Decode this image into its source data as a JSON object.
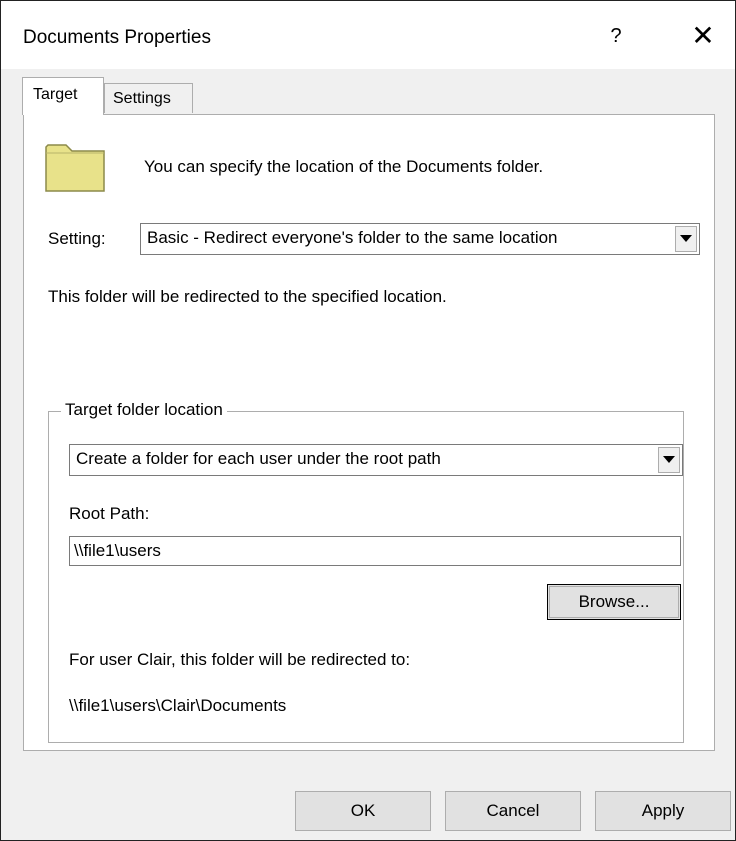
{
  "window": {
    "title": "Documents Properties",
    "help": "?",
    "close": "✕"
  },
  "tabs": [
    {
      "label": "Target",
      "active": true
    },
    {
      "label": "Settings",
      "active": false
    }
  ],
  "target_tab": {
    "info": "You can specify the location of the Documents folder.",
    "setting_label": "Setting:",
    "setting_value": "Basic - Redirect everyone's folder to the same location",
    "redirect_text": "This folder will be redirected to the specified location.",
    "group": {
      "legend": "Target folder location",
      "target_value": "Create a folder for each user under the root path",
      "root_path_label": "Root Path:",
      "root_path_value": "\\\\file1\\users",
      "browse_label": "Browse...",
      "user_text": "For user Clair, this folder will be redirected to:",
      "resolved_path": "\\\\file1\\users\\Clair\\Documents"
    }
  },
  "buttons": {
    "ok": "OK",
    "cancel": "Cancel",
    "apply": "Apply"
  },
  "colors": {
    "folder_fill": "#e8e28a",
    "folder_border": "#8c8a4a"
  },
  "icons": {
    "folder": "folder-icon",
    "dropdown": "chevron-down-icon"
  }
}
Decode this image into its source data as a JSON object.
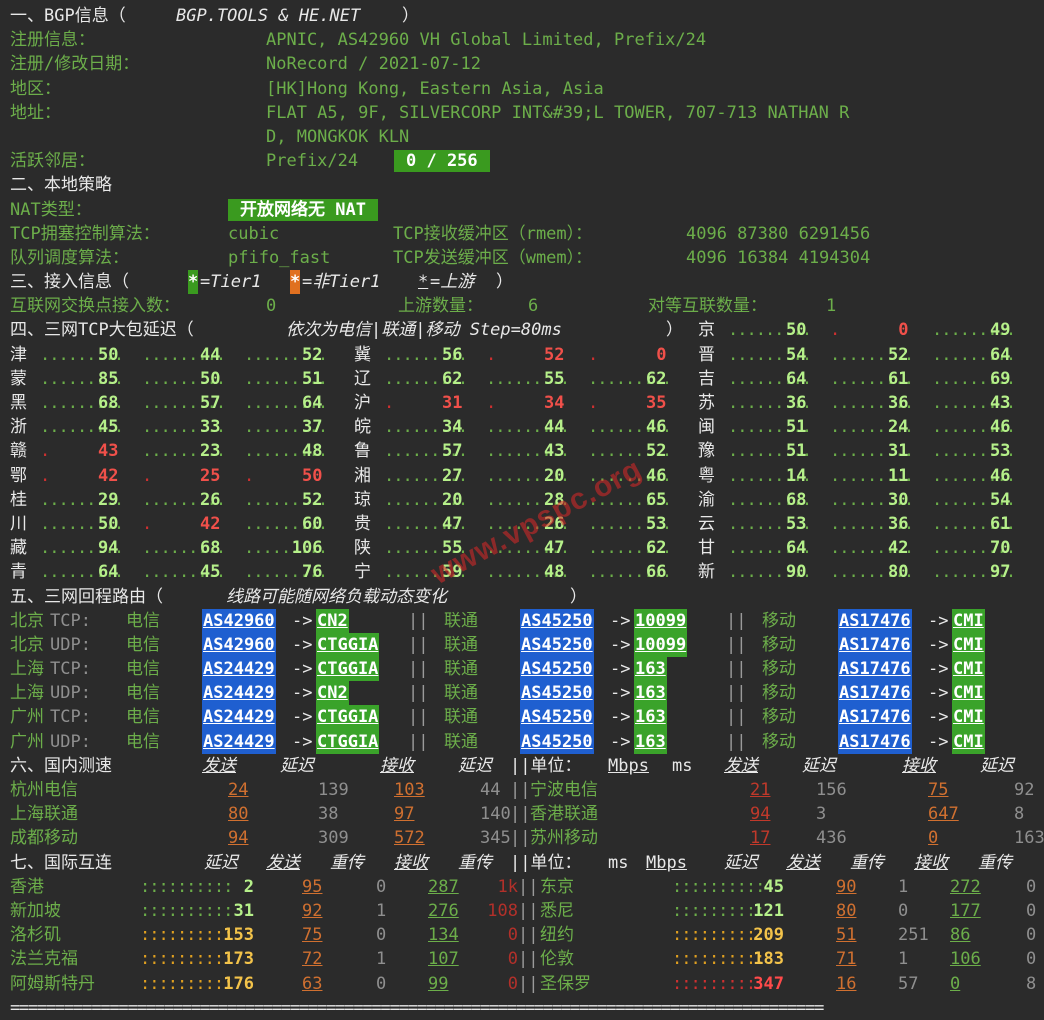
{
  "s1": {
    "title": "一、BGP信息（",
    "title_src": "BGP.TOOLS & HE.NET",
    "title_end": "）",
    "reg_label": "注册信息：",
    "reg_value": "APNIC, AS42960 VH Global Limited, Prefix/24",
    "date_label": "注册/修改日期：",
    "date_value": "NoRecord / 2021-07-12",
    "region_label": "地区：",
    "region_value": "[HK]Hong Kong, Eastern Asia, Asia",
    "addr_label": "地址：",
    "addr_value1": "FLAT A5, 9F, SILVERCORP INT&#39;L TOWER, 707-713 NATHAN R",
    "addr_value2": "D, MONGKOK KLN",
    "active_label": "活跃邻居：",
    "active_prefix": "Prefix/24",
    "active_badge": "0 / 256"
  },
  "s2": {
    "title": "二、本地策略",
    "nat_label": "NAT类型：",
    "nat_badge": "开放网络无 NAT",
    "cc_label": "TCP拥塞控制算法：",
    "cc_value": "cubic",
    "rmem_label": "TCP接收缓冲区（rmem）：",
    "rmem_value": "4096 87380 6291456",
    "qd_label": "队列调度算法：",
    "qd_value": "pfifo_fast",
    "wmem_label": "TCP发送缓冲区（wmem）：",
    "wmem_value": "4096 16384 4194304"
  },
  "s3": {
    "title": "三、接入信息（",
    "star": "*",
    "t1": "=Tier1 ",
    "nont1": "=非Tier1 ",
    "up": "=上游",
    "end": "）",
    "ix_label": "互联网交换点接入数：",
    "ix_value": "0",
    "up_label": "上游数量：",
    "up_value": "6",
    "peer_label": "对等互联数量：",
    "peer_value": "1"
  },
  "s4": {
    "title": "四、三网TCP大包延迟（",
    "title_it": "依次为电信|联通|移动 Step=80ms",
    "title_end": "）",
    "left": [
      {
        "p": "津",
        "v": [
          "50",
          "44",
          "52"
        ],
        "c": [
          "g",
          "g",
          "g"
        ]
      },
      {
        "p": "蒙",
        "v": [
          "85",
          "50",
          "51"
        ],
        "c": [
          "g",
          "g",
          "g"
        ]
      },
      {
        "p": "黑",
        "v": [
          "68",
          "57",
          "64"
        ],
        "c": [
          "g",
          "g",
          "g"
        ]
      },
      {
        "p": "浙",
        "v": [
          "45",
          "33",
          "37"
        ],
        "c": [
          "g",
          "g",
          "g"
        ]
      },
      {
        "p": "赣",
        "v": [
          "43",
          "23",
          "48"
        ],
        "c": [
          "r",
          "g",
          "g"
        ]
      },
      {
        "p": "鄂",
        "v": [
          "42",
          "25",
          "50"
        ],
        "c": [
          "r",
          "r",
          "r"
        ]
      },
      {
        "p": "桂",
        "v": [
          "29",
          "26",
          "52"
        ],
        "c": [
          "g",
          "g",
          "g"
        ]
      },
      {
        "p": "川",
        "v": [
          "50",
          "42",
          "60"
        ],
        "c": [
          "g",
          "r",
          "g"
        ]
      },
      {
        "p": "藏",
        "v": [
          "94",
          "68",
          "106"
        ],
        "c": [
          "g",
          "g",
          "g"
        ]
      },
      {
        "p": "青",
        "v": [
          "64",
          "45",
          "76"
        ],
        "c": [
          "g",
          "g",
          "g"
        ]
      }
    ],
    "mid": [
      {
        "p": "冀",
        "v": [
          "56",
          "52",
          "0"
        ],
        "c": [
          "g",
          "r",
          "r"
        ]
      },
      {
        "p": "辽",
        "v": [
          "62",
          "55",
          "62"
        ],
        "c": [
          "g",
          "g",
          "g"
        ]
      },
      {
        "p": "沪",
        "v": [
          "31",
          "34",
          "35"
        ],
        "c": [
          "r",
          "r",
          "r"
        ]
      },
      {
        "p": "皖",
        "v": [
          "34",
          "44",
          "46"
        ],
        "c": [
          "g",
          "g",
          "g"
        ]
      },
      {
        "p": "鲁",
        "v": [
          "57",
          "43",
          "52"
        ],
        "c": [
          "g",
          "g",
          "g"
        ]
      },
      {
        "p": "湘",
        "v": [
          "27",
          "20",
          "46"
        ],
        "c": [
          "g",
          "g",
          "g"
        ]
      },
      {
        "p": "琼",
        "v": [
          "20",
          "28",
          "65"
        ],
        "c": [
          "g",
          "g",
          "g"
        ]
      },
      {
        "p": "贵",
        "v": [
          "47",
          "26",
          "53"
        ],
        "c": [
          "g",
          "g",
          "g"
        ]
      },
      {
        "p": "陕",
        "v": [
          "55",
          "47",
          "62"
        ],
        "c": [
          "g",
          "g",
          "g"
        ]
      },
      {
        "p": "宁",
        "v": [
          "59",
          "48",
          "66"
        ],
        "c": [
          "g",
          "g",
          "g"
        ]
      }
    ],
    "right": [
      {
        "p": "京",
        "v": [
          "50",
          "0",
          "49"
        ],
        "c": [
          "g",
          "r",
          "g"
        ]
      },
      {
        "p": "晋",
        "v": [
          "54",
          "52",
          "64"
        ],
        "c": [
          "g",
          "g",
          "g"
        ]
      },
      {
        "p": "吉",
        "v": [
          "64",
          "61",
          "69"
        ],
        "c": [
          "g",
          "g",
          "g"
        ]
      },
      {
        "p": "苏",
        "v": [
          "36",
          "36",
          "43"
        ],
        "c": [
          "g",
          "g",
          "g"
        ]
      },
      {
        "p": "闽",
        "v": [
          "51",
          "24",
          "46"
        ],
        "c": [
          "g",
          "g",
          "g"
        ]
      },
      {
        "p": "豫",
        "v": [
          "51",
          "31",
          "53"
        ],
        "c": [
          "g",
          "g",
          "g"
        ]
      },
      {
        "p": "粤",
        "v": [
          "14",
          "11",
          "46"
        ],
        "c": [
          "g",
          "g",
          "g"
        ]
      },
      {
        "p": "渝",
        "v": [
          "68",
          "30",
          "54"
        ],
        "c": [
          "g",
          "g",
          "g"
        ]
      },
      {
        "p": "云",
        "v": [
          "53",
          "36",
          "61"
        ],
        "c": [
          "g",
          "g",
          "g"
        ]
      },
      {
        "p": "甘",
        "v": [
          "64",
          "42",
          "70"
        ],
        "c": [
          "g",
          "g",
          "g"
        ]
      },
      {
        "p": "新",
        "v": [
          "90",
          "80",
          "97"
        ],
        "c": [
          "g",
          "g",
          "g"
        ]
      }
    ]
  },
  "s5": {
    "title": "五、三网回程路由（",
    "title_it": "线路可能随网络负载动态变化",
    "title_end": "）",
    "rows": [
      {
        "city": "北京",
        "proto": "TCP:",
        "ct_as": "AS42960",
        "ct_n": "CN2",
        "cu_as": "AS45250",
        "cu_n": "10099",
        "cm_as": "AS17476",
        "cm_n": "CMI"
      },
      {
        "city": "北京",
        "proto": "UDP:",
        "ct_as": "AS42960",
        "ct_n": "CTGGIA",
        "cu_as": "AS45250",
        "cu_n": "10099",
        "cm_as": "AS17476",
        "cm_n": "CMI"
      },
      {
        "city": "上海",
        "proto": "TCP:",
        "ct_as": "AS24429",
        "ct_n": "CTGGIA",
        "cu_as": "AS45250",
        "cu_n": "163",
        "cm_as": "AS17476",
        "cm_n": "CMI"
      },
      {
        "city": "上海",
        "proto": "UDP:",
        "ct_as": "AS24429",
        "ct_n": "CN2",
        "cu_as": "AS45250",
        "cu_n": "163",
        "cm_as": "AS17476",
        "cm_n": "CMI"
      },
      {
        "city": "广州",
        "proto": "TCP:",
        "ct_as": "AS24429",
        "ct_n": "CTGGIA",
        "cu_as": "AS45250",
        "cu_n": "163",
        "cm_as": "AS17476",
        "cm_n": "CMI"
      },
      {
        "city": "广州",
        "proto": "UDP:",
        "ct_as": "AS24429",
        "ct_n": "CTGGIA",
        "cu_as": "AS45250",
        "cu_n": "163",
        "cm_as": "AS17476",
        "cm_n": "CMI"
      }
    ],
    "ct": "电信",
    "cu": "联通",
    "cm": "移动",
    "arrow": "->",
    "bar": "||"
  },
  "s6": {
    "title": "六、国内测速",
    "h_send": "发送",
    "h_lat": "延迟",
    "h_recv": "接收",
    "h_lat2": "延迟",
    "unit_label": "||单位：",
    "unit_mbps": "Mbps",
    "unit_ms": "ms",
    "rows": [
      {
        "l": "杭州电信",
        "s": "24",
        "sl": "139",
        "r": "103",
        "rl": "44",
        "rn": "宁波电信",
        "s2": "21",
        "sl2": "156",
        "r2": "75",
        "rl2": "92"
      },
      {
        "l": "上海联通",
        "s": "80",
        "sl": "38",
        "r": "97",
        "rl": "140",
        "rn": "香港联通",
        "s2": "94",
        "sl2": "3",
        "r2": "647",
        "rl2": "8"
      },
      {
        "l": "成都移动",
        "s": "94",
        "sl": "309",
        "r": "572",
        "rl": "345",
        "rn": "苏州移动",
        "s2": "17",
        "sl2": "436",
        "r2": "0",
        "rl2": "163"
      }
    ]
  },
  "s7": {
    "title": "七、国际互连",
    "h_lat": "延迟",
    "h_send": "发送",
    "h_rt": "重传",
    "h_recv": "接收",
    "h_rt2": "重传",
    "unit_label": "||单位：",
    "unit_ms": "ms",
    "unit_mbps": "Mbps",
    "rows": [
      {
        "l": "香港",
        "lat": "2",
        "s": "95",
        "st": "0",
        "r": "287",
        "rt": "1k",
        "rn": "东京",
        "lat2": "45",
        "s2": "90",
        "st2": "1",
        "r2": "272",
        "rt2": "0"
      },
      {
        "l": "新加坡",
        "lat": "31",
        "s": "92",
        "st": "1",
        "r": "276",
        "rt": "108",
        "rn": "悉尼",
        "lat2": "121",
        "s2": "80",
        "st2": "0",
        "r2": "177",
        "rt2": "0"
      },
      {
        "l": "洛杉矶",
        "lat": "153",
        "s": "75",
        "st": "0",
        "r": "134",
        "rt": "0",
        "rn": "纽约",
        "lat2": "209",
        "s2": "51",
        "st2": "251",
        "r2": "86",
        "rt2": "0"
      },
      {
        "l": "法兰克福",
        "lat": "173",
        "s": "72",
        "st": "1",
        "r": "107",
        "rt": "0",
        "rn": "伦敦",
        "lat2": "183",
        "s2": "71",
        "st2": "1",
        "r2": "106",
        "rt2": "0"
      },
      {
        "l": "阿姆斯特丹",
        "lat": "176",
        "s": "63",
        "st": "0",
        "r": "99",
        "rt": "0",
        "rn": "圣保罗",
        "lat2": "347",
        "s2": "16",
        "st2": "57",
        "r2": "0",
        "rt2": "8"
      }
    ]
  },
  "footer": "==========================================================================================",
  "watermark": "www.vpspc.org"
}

▶ DO THIS:
Each line in the entries above that includes the string "will" should be extracted.

▶ SOLUTION:
    "redirect_text": "This folder will be redirected to the specified location.",
      "user_text": "For user Clair, this folder will be redirected to:",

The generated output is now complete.